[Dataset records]
----------------------------------------

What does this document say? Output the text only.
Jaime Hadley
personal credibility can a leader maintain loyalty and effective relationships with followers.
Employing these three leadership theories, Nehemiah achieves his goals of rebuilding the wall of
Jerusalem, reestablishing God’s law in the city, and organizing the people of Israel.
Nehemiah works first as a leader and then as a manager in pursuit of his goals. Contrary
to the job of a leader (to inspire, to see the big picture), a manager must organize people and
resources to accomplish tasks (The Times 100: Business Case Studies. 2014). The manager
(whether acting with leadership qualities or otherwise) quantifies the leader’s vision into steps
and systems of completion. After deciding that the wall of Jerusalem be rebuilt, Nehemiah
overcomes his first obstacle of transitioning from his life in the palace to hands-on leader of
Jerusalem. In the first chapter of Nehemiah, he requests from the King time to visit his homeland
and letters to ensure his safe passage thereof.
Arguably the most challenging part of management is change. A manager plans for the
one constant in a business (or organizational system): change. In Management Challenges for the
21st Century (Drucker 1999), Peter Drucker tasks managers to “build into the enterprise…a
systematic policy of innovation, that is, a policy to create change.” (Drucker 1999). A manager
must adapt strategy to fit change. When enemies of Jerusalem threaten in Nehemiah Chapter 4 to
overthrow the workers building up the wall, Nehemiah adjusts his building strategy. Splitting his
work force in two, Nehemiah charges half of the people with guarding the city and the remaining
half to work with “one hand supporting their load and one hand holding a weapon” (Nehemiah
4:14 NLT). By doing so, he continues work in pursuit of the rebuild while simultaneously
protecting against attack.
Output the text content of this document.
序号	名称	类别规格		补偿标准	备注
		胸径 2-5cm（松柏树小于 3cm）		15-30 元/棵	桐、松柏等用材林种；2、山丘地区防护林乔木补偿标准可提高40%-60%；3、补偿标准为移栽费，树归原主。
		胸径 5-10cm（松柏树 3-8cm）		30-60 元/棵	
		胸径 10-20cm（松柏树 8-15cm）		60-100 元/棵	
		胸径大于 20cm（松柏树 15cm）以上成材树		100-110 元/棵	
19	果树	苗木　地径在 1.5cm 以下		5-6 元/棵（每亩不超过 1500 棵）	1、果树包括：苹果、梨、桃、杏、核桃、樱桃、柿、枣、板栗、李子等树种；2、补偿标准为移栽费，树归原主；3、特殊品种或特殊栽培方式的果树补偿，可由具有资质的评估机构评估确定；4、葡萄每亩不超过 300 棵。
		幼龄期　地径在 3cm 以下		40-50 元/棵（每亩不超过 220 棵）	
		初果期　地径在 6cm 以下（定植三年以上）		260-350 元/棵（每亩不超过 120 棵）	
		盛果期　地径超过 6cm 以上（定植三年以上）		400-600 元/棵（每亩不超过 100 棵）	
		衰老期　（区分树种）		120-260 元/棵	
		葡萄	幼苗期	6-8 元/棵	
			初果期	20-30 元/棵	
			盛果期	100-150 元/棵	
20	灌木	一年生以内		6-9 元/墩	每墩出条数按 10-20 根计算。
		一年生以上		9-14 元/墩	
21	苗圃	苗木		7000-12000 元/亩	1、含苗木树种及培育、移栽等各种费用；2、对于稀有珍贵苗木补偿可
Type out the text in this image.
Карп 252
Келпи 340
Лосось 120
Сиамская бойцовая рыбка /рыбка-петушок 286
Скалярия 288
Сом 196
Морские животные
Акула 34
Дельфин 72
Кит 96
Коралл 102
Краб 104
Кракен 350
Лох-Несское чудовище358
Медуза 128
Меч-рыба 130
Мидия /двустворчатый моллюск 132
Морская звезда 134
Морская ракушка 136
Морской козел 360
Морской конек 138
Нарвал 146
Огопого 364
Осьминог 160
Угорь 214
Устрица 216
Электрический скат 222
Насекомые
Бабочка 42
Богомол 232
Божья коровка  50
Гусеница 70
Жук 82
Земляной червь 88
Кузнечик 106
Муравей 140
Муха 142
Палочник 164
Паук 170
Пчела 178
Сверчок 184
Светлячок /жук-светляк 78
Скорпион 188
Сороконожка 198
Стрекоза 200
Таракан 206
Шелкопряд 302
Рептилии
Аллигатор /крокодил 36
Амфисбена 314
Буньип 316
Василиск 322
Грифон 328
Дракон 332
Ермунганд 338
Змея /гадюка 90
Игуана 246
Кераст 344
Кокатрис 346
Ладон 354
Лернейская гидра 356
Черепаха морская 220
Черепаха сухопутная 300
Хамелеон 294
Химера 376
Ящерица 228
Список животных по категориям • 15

----------------------------------------

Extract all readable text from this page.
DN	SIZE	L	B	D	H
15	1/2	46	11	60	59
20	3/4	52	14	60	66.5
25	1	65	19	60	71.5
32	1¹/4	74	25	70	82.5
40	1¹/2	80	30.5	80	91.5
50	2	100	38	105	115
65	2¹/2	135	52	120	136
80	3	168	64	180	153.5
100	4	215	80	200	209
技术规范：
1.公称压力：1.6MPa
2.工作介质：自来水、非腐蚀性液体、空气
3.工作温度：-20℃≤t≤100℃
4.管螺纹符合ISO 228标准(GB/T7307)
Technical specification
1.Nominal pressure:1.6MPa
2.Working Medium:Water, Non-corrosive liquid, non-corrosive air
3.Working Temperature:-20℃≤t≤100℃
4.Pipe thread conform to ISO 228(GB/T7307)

----------------------------------------

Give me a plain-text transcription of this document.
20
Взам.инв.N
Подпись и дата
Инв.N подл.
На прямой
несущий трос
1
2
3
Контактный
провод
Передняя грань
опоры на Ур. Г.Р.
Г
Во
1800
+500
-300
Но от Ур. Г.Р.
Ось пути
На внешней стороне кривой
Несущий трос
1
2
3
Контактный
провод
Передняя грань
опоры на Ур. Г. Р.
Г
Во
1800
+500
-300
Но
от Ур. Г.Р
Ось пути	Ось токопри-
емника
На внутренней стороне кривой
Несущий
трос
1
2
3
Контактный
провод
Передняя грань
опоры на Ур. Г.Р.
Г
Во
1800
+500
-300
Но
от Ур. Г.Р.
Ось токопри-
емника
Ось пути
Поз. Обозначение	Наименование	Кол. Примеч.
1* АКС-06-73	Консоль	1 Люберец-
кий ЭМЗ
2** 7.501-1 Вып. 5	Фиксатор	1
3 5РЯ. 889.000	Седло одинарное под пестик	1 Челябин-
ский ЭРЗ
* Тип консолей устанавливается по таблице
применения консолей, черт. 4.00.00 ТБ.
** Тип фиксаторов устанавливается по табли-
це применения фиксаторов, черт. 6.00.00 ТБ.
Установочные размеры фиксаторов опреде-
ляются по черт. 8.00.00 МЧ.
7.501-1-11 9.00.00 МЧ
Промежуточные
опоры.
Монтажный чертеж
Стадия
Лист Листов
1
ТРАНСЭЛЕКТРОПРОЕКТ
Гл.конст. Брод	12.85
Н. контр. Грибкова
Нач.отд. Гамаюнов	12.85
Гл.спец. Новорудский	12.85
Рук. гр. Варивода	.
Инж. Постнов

----------------------------------------

Set exercise: Tally the lines of the listing in which the word "опоры" occurs, and state the total alone.

Answer below: 4